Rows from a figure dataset

#####

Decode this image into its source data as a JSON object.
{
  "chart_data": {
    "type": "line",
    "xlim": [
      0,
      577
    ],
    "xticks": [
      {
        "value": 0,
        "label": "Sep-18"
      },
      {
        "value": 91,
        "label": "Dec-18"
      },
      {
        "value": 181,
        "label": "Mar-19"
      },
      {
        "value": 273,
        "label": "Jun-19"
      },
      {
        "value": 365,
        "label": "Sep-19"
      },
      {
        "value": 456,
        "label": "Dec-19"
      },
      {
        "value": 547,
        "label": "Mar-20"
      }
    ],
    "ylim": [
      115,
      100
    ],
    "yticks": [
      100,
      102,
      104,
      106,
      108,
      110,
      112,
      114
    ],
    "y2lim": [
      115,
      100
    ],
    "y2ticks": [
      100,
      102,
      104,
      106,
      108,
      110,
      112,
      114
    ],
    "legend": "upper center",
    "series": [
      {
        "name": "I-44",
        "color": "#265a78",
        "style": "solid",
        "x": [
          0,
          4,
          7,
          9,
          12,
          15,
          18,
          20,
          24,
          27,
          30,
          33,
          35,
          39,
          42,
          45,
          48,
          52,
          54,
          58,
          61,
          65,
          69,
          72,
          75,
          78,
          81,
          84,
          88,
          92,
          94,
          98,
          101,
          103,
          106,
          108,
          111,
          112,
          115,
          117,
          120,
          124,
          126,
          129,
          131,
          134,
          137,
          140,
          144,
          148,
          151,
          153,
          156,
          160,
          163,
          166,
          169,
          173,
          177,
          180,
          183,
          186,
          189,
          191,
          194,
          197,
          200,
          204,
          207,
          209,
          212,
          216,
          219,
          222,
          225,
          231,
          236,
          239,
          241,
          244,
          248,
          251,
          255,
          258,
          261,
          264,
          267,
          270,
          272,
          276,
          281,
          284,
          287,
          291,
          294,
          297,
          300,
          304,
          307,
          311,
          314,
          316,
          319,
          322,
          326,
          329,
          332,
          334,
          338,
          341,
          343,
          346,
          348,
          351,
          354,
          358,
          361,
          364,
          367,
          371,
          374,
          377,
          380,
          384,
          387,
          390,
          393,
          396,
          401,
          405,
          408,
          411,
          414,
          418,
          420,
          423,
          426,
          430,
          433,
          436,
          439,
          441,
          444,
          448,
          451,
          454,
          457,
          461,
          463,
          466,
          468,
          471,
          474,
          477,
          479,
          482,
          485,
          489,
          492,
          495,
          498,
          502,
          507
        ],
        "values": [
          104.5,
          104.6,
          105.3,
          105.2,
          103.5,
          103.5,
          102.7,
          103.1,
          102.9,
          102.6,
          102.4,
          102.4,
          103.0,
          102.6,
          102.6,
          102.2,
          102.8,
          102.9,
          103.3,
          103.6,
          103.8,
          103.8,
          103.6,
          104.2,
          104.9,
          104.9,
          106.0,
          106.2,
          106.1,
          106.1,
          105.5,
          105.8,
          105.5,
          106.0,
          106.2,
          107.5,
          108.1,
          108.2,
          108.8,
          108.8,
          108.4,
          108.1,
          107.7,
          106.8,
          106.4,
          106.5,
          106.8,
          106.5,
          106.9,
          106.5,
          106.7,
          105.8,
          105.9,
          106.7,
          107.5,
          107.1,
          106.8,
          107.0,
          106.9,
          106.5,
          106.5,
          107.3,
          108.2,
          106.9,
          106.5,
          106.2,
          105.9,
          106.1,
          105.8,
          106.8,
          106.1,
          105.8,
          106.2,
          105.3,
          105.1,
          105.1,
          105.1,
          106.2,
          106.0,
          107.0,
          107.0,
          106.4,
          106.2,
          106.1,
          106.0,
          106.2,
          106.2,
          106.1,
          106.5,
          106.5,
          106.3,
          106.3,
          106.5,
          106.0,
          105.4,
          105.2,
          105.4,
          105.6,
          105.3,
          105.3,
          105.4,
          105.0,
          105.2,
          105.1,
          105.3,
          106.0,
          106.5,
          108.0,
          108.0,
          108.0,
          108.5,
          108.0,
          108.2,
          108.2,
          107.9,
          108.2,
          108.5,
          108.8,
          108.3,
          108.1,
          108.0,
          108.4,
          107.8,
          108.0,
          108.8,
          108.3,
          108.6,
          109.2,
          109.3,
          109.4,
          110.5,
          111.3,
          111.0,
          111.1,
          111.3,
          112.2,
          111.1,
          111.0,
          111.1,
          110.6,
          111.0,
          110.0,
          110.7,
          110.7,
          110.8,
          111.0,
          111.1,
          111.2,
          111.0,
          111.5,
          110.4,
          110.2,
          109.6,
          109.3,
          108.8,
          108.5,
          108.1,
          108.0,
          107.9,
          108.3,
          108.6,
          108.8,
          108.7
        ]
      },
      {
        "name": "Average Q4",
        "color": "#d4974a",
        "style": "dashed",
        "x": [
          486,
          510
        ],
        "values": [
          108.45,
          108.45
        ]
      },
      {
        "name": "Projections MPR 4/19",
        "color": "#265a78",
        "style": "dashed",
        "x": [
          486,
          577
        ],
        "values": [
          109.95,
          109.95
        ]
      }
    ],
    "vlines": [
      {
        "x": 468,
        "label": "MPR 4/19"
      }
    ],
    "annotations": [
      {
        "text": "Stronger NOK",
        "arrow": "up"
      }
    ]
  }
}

#####

### Exercise brief
Print all the data exactly.

### Exercise answer
Decode this image into its source data as a JSON object.
{
  "chart_data": {
    "type": "line",
    "xlim": [
      0,
      577
    ],
    "xticks": [
      {
        "value": 0,
        "label": "Sep-18"
      },
      {
        "value": 91,
        "label": "Dec-18"
      },
      {
        "value": 181,
        "label": "Mar-19"
      },
      {
        "value": 273,
        "label": "Jun-19"
      },
      {
        "value": 365,
        "label": "Sep-19"
      },
      {
        "value": 456,
        "label": "Dec-19"
      },
      {
        "value": 547,
        "label": "Mar-20"
      }
    ],
    "ylim": [
      115,
      100
    ],
    "yticks": [
      100,
      102,
      104,
      106,
      108,
      110,
      112,
      114
    ],
    "y2lim": [
      115,
      100
    ],
    "y2ticks": [
      100,
      102,
      104,
      106,
      108,
      110,
      112,
      114
    ],
    "legend": "upper center",
    "series": [
      {
        "name": "I-44",
        "color": "#265a78",
        "style": "solid",
        "x": [
          0,
          4,
          7,
          9,
          12,
          15,
          18,
          20,
          24,
          27,
          30,
          33,
          35,
          39,
          42,
          45,
          48,
          52,
          54,
          58,
          61,
          65,
          69,
          72,
          75,
          78,
          81,
          84,
          88,
          92,
          94,
          98,
          101,
          103,
          106,
          108,
          111,
          112,
          115,
          117,
          120,
          124,
          126,
          129,
          131,
          134,
          137,
          140,
          144,
          148,
          151,
          153,
          156,
          160,
          163,
          166,
          169,
          173,
          177,
          180,
          183,
          186,
          189,
          191,
          194,
          197,
          200,
          204,
          207,
          209,
          212,
          216,
          219,
          222,
          225,
          231,
          236,
          239,
          241,
          244,
          248,
          251,
          255,
          258,
          261,
          264,
          267,
          270,
          272,
          276,
          281,
          284,
          287,
          291,
          294,
          297,
          300,
          304,
          307,
          311,
          314,
          316,
          319,
          322,
          326,
          329,
          332,
          334,
          338,
          341,
          343,
          346,
          348,
          351,
          354,
          358,
          361,
          364,
          367,
          371,
          374,
          377,
          380,
          384,
          387,
          390,
          393,
          396,
          401,
          405,
          408,
          411,
          414,
          418,
          420,
          423,
          426,
          430,
          433,
          436,
          439,
          441,
          444,
          448,
          451,
          454,
          457,
          461,
          463,
          466,
          468,
          471,
          474,
          477,
          479,
          482,
          485,
          489,
          492,
          495,
          498,
          502,
          507
        ],
        "values": [
          104.5,
          104.6,
          105.3,
          105.2,
          103.5,
          103.5,
          102.7,
          103.1,
          102.9,
          102.6,
          102.4,
          102.4,
          103.0,
          102.6,
          102.6,
          102.2,
          102.8,
          102.9,
          103.3,
          103.6,
          103.8,
          103.8,
          103.6,
          104.2,
          104.9,
          104.9,
          106.0,
          106.2,
          106.1,
          106.1,
          105.5,
          105.8,
          105.5,
          106.0,
          106.2,
          107.5,
          108.1,
          108.2,
          108.8,
          108.8,
          108.4,
          108.1,
          107.7,
          106.8,
          106.4,
          106.5,
          106.8,
          106.5,
          106.9,
          106.5,
          106.7,
          105.8,
          105.9,
          106.7,
          107.5,
          107.1,
          106.8,
          107.0,
          106.9,
          106.5,
          106.5,
          107.3,
          108.2,
          106.9,
          106.5,
          106.2,
          105.9,
          106.1,
          105.8,
          106.8,
          106.1,
          105.8,
          106.2,
          105.3,
          105.1,
          105.1,
          105.1,
          106.2,
          106.0,
          107.0,
          107.0,
          106.4,
          106.2,
          106.1,
          106.0,
          106.2,
          106.2,
          106.1,
          106.5,
          106.5,
          106.3,
          106.3,
          106.5,
          106.0,
          105.4,
          105.2,
          105.4,
          105.6,
          105.3,
          105.3,
          105.4,
          105.0,
          105.2,
          105.1,
          105.3,
          106.0,
          106.5,
          108.0,
          108.0,
          108.0,
          108.5,
          108.0,
          108.2,
          108.2,
          107.9,
          108.2,
          108.5,
          108.8,
          108.3,
          108.1,
          108.0,
          108.4,
          107.8,
          108.0,
          108.8,
          108.3,
          108.6,
          109.2,
          109.3,
          109.4,
          110.5,
          111.3,
          111.0,
          111.1,
          111.3,
          112.2,
          111.1,
          111.0,
          111.1,
          110.6,
          111.0,
          110.0,
          110.7,
          110.7,
          110.8,
          111.0,
          111.1,
          111.2,
          111.0,
          111.5,
          110.4,
          110.2,
          109.6,
          109.3,
          108.8,
          108.5,
          108.1,
          108.0,
          107.9,
          108.3,
          108.6,
          108.8,
          108.7
        ]
      },
      {
        "name": "Average Q4",
        "color": "#d4974a",
        "style": "dashed",
        "x": [
          486,
          510
        ],
        "values": [
          108.45,
          108.45
        ]
      },
      {
        "name": "Projections MPR 4/19",
        "color": "#265a78",
        "style": "dashed",
        "x": [
          486,
          577
        ],
        "values": [
          109.95,
          109.95
        ]
      }
    ],
    "vlines": [
      {
        "x": 468,
        "label": "MPR 4/19"
      }
    ],
    "annotations": [
      {
        "text": "Stronger NOK",
        "arrow": "up"
      }
    ]
  }
}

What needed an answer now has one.